--- START ---

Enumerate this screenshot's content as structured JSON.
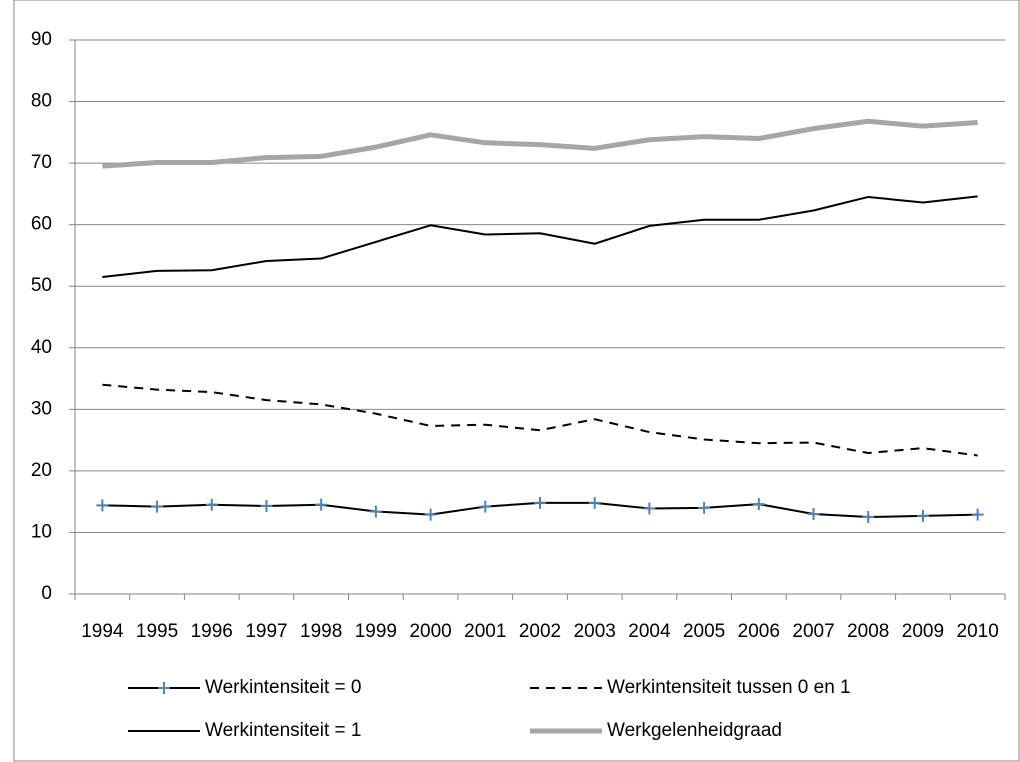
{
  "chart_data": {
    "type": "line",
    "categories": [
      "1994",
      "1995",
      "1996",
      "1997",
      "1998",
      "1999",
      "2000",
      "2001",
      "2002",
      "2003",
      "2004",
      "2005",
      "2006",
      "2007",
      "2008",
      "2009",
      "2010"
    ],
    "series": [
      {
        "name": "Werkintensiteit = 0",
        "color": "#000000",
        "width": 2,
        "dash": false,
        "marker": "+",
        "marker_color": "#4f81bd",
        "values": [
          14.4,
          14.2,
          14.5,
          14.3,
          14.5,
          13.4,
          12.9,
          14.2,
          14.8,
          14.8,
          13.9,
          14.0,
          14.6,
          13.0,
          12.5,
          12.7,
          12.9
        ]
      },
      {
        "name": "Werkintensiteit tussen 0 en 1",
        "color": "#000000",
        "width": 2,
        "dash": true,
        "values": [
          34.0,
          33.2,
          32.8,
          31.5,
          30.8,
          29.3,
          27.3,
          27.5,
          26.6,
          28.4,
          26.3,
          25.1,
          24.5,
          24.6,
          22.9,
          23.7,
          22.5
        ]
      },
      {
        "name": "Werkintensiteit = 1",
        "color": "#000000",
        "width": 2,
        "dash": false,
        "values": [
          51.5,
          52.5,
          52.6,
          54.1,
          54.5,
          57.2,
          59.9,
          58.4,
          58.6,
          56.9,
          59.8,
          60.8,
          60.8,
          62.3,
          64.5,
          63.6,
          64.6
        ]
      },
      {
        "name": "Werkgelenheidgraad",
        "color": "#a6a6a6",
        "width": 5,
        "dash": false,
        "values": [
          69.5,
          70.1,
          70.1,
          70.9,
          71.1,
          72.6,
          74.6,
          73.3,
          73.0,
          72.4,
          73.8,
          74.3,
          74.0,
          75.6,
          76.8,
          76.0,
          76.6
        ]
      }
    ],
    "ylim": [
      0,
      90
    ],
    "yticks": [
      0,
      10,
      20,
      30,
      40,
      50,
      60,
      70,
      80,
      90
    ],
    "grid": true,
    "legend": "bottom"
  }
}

--- END ---

Could you reproduce every record above exactly, leaving out the pictures?

Enumerate this screenshot's content as structured JSON.
{
  "chart_data": {
    "type": "line",
    "categories": [
      "1994",
      "1995",
      "1996",
      "1997",
      "1998",
      "1999",
      "2000",
      "2001",
      "2002",
      "2003",
      "2004",
      "2005",
      "2006",
      "2007",
      "2008",
      "2009",
      "2010"
    ],
    "series": [
      {
        "name": "Werkintensiteit = 0",
        "color": "#000000",
        "width": 2,
        "dash": false,
        "marker": "+",
        "marker_color": "#4f81bd",
        "values": [
          14.4,
          14.2,
          14.5,
          14.3,
          14.5,
          13.4,
          12.9,
          14.2,
          14.8,
          14.8,
          13.9,
          14.0,
          14.6,
          13.0,
          12.5,
          12.7,
          12.9
        ]
      },
      {
        "name": "Werkintensiteit tussen 0 en 1",
        "color": "#000000",
        "width": 2,
        "dash": true,
        "values": [
          34.0,
          33.2,
          32.8,
          31.5,
          30.8,
          29.3,
          27.3,
          27.5,
          26.6,
          28.4,
          26.3,
          25.1,
          24.5,
          24.6,
          22.9,
          23.7,
          22.5
        ]
      },
      {
        "name": "Werkintensiteit = 1",
        "color": "#000000",
        "width": 2,
        "dash": false,
        "values": [
          51.5,
          52.5,
          52.6,
          54.1,
          54.5,
          57.2,
          59.9,
          58.4,
          58.6,
          56.9,
          59.8,
          60.8,
          60.8,
          62.3,
          64.5,
          63.6,
          64.6
        ]
      },
      {
        "name": "Werkgelenheidgraad",
        "color": "#a6a6a6",
        "width": 5,
        "dash": false,
        "values": [
          69.5,
          70.1,
          70.1,
          70.9,
          71.1,
          72.6,
          74.6,
          73.3,
          73.0,
          72.4,
          73.8,
          74.3,
          74.0,
          75.6,
          76.8,
          76.0,
          76.6
        ]
      }
    ],
    "ylim": [
      0,
      90
    ],
    "yticks": [
      0,
      10,
      20,
      30,
      40,
      50,
      60,
      70,
      80,
      90
    ],
    "grid": true,
    "legend": "bottom"
  }
}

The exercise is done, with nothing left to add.